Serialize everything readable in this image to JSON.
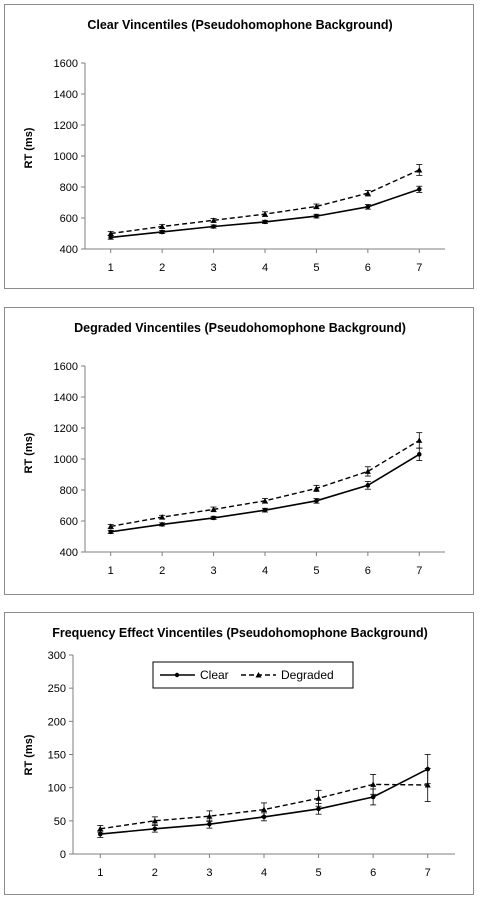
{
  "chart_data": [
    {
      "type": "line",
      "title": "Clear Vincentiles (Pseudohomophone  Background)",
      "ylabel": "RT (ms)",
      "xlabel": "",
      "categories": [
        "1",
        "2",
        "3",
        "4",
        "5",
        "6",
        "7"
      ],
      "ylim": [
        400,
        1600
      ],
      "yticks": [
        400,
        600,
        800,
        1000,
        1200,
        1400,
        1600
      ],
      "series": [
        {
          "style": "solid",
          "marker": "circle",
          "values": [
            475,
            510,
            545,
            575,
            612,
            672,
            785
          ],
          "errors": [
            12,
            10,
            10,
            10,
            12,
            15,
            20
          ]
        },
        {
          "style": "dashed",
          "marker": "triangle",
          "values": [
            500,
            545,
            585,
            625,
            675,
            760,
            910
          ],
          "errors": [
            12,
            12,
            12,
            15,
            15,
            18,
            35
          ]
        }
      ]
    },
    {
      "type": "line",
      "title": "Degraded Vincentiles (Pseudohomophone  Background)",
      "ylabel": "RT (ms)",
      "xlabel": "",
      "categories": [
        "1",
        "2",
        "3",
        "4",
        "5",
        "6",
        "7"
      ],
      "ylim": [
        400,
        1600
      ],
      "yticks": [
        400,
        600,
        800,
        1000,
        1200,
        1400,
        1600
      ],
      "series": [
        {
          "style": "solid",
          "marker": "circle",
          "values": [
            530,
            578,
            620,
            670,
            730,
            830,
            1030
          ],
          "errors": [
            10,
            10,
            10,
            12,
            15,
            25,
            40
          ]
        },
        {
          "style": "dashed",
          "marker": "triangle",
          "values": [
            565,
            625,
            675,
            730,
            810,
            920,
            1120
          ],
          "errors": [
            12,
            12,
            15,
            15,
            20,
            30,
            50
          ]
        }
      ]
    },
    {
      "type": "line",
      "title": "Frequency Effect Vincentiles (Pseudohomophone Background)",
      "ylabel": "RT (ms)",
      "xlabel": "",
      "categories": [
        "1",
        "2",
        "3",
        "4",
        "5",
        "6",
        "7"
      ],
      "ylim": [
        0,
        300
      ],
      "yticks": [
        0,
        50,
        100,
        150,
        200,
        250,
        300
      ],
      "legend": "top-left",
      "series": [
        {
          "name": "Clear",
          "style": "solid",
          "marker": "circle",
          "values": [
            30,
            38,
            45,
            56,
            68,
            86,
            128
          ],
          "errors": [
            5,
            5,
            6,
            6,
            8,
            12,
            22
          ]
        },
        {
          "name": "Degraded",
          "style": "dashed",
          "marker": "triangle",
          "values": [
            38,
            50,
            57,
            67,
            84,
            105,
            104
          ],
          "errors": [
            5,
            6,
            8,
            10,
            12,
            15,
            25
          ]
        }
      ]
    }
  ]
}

= = = = = = =

• Given instruction
Extract the full listing exactly, with the pictures left out.

• Exercise solution
Serialize everything readable in this image to JSON.
{
  "chart_data": [
    {
      "type": "line",
      "title": "Clear Vincentiles (Pseudohomophone  Background)",
      "ylabel": "RT (ms)",
      "xlabel": "",
      "categories": [
        "1",
        "2",
        "3",
        "4",
        "5",
        "6",
        "7"
      ],
      "ylim": [
        400,
        1600
      ],
      "yticks": [
        400,
        600,
        800,
        1000,
        1200,
        1400,
        1600
      ],
      "series": [
        {
          "style": "solid",
          "marker": "circle",
          "values": [
            475,
            510,
            545,
            575,
            612,
            672,
            785
          ],
          "errors": [
            12,
            10,
            10,
            10,
            12,
            15,
            20
          ]
        },
        {
          "style": "dashed",
          "marker": "triangle",
          "values": [
            500,
            545,
            585,
            625,
            675,
            760,
            910
          ],
          "errors": [
            12,
            12,
            12,
            15,
            15,
            18,
            35
          ]
        }
      ]
    },
    {
      "type": "line",
      "title": "Degraded Vincentiles (Pseudohomophone  Background)",
      "ylabel": "RT (ms)",
      "xlabel": "",
      "categories": [
        "1",
        "2",
        "3",
        "4",
        "5",
        "6",
        "7"
      ],
      "ylim": [
        400,
        1600
      ],
      "yticks": [
        400,
        600,
        800,
        1000,
        1200,
        1400,
        1600
      ],
      "series": [
        {
          "style": "solid",
          "marker": "circle",
          "values": [
            530,
            578,
            620,
            670,
            730,
            830,
            1030
          ],
          "errors": [
            10,
            10,
            10,
            12,
            15,
            25,
            40
          ]
        },
        {
          "style": "dashed",
          "marker": "triangle",
          "values": [
            565,
            625,
            675,
            730,
            810,
            920,
            1120
          ],
          "errors": [
            12,
            12,
            15,
            15,
            20,
            30,
            50
          ]
        }
      ]
    },
    {
      "type": "line",
      "title": "Frequency Effect Vincentiles (Pseudohomophone Background)",
      "ylabel": "RT (ms)",
      "xlabel": "",
      "categories": [
        "1",
        "2",
        "3",
        "4",
        "5",
        "6",
        "7"
      ],
      "ylim": [
        0,
        300
      ],
      "yticks": [
        0,
        50,
        100,
        150,
        200,
        250,
        300
      ],
      "legend": "top-left",
      "series": [
        {
          "name": "Clear",
          "style": "solid",
          "marker": "circle",
          "values": [
            30,
            38,
            45,
            56,
            68,
            86,
            128
          ],
          "errors": [
            5,
            5,
            6,
            6,
            8,
            12,
            22
          ]
        },
        {
          "name": "Degraded",
          "style": "dashed",
          "marker": "triangle",
          "values": [
            38,
            50,
            57,
            67,
            84,
            105,
            104
          ],
          "errors": [
            5,
            6,
            8,
            10,
            12,
            15,
            25
          ]
        }
      ]
    }
  ]
}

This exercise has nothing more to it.